[Raw records]
-- start --
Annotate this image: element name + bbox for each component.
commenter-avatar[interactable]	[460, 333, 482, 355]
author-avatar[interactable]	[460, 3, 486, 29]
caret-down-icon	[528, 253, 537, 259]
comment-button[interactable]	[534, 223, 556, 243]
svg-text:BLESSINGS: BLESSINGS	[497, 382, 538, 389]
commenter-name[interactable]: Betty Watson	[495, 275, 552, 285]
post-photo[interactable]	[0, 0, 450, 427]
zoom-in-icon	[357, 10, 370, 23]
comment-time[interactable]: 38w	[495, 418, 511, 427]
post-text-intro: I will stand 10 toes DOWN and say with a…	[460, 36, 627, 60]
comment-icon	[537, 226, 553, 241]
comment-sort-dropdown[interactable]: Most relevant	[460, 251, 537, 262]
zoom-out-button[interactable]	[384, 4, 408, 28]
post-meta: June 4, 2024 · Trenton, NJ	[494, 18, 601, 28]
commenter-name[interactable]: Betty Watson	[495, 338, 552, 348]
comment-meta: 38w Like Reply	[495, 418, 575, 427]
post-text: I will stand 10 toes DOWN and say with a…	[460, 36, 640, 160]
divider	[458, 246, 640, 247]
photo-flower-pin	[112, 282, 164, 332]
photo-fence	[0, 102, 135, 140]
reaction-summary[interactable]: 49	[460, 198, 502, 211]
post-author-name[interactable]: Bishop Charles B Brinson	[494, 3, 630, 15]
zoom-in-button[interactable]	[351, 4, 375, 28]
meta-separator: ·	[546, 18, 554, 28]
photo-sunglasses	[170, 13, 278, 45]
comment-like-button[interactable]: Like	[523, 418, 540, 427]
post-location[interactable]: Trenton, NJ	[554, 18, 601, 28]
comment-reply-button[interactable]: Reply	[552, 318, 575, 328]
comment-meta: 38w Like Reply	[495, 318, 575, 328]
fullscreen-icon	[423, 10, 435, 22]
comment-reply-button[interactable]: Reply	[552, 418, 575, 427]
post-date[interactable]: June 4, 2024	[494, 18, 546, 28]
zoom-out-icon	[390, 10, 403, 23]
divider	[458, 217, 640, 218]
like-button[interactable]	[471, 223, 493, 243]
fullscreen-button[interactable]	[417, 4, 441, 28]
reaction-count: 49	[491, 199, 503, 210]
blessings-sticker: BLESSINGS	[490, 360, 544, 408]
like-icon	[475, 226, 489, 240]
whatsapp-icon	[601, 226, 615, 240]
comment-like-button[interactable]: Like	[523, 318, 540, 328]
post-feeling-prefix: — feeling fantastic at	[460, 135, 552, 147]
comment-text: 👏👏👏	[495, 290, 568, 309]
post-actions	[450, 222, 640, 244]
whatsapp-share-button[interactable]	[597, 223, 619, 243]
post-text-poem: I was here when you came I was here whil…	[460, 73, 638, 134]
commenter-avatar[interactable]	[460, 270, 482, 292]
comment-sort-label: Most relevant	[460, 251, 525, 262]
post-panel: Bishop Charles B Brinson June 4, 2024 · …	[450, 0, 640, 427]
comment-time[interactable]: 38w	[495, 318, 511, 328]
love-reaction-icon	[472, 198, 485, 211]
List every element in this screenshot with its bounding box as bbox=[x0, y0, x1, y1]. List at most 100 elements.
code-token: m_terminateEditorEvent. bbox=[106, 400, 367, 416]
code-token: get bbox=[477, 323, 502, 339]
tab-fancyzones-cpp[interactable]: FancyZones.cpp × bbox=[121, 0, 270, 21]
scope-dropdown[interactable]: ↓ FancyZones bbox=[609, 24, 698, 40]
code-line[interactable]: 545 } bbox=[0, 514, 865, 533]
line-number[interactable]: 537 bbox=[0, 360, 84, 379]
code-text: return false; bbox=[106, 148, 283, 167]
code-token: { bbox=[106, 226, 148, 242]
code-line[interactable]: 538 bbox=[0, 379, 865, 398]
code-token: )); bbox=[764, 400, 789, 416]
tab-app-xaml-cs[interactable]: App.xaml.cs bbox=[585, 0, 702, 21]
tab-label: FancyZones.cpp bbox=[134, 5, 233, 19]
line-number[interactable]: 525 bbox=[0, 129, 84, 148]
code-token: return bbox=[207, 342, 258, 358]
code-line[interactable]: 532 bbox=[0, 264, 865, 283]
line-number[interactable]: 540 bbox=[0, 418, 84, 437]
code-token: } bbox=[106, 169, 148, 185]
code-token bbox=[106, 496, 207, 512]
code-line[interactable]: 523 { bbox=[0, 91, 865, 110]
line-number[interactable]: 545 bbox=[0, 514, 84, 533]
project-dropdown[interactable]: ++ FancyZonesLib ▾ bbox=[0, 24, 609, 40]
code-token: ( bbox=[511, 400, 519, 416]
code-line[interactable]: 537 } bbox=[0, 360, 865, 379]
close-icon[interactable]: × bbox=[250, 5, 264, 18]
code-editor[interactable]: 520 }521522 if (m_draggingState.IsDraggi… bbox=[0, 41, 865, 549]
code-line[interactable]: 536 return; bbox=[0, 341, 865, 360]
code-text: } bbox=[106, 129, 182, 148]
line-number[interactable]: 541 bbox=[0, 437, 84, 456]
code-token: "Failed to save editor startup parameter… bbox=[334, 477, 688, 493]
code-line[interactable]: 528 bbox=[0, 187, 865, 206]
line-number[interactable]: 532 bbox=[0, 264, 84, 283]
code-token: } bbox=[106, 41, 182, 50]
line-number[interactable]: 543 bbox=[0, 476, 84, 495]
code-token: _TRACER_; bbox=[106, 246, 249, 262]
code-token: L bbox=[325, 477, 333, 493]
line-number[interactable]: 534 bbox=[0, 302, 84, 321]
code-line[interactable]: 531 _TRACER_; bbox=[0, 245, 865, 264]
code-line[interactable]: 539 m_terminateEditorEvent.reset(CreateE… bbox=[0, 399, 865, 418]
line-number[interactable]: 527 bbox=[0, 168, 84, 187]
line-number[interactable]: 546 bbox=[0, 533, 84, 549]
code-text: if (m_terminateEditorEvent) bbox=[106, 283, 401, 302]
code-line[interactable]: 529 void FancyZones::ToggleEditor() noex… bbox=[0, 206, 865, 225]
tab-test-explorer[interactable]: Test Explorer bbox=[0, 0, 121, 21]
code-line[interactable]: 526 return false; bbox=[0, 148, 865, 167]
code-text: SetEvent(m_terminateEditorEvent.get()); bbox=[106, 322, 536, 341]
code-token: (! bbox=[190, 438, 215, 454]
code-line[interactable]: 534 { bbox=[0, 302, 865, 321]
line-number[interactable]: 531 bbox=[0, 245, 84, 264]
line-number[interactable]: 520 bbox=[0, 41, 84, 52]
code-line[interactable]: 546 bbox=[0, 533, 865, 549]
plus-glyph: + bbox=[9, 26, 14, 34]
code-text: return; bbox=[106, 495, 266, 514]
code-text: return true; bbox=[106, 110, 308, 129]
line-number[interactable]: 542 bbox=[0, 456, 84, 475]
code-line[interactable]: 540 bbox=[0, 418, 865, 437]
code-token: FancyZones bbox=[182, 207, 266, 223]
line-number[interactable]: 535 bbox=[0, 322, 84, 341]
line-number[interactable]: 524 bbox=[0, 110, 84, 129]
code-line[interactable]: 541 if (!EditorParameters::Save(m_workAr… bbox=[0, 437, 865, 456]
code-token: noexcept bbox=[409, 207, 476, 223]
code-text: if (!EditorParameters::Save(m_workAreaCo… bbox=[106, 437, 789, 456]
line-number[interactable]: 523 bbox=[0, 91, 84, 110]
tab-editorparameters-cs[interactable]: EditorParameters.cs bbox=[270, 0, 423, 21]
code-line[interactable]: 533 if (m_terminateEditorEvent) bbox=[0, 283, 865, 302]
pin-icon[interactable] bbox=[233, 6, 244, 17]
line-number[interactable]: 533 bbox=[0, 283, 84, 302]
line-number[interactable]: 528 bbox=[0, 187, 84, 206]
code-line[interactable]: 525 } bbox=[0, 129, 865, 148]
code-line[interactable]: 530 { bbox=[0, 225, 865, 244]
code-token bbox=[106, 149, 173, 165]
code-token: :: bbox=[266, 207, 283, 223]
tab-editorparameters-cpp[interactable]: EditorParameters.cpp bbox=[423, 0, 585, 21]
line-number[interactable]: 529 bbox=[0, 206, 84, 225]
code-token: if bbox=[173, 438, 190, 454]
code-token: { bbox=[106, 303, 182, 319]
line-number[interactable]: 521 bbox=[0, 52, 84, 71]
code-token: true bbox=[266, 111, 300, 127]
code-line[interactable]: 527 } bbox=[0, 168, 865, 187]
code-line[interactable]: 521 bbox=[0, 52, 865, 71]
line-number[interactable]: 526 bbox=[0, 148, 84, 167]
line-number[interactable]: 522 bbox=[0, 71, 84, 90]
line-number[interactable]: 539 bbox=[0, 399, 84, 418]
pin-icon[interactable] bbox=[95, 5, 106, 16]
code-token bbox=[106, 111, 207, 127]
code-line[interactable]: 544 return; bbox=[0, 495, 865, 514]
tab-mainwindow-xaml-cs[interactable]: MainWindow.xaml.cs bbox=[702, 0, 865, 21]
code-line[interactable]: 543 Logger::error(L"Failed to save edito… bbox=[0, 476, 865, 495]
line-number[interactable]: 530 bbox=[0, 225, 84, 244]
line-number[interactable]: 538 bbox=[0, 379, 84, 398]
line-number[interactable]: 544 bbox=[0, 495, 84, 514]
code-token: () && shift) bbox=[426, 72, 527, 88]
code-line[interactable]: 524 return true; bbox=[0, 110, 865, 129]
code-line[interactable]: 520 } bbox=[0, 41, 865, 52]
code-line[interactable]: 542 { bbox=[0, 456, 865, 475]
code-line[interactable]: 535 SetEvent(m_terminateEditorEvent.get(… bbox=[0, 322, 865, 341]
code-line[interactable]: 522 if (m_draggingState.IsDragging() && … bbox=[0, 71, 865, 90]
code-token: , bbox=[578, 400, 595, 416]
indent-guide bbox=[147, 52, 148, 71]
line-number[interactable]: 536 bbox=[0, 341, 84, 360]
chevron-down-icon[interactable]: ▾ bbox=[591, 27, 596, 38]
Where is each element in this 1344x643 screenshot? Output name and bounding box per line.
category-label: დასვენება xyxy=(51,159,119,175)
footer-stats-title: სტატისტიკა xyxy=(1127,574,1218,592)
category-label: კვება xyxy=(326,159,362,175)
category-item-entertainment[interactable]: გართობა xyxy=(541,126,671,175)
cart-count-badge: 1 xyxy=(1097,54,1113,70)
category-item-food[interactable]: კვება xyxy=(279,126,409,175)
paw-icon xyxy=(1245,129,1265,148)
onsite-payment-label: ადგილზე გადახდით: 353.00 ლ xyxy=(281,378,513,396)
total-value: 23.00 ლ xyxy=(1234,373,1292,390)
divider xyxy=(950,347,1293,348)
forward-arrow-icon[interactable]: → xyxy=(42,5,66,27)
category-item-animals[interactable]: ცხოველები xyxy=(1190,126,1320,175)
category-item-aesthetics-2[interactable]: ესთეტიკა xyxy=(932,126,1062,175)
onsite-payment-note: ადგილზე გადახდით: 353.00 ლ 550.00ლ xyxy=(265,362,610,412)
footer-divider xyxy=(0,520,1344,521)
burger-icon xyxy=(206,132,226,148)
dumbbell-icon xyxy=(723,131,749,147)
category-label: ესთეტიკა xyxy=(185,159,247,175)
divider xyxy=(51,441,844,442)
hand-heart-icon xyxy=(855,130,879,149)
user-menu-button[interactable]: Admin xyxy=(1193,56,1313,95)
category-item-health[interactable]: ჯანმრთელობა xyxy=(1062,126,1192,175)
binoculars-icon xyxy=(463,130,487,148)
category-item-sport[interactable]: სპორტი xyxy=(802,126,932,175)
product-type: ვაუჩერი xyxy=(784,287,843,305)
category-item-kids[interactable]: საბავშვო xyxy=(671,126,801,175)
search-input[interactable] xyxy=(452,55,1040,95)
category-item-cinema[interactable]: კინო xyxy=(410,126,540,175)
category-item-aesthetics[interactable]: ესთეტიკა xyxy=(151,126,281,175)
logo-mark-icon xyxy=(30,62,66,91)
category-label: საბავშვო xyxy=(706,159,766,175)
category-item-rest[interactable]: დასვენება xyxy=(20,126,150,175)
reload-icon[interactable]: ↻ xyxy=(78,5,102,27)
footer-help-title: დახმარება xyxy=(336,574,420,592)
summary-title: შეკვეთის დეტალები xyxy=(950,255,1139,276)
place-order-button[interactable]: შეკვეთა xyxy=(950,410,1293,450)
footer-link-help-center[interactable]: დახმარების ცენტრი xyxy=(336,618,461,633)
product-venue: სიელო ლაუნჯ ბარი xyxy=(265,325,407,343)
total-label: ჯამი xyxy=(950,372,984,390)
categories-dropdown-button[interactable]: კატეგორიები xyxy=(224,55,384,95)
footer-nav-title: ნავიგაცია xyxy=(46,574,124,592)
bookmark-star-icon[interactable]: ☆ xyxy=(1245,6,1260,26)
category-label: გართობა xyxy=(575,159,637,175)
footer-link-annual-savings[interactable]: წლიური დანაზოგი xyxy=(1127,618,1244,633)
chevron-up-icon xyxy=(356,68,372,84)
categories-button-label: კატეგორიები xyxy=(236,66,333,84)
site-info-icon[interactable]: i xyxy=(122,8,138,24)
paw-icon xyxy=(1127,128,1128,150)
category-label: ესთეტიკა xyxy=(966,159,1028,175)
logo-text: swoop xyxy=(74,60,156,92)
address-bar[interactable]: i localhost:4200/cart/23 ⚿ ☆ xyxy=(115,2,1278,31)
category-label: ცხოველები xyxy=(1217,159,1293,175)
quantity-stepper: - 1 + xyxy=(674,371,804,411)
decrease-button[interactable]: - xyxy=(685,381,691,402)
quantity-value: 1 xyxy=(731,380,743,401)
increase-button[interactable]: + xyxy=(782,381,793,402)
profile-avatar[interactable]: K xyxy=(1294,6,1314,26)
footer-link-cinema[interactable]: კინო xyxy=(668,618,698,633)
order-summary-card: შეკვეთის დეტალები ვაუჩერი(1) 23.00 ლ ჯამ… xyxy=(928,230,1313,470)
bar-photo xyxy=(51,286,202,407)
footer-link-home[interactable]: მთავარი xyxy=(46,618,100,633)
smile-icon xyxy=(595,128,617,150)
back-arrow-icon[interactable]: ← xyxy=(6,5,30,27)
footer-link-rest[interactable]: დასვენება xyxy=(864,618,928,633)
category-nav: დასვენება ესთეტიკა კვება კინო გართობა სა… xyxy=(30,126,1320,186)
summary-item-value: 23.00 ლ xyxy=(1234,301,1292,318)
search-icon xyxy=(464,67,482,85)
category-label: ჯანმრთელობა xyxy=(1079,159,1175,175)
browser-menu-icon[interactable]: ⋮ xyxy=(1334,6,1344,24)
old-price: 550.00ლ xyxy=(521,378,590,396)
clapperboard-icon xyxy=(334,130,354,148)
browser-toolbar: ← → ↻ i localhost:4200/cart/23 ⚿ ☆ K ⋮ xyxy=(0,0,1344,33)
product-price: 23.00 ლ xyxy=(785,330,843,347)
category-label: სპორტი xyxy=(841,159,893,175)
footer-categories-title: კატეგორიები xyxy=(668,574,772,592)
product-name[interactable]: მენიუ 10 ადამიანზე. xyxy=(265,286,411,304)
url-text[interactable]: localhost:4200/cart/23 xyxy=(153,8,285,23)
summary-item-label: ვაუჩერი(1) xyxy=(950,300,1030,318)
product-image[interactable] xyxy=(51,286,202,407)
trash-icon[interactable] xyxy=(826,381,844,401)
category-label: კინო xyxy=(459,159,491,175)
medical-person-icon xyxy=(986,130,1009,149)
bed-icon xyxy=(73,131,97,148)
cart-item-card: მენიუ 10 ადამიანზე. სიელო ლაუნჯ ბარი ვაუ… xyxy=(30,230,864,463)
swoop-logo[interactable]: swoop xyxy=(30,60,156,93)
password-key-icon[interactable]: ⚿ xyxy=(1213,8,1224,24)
-- end --
**YOUR INSTRUCTIONS:** Write out the records word for word, starting at the first line and ending at the line that contains "post-meta: June 4, 2024".

**RESULT BELOW:**
Annotate this image: element name + bbox for each component.
commenter-avatar[interactable]	[460, 333, 482, 355]
author-avatar[interactable]	[460, 3, 486, 29]
caret-down-icon	[528, 253, 537, 259]
comment-button[interactable]	[534, 223, 556, 243]
svg-text:BLESSINGS: BLESSINGS	[497, 382, 538, 389]
commenter-name[interactable]: Betty Watson	[495, 275, 552, 285]
post-photo[interactable]	[0, 0, 450, 427]
zoom-in-icon	[357, 10, 370, 23]
comment-time[interactable]: 38w	[495, 418, 511, 427]
post-text-intro: I will stand 10 toes DOWN and say with a…	[460, 36, 627, 60]
comment-icon	[537, 226, 553, 241]
comment-sort-dropdown[interactable]: Most relevant	[460, 251, 537, 262]
zoom-out-button[interactable]	[384, 4, 408, 28]
post-meta: June 4, 2024 · Trenton, NJ	[494, 18, 601, 28]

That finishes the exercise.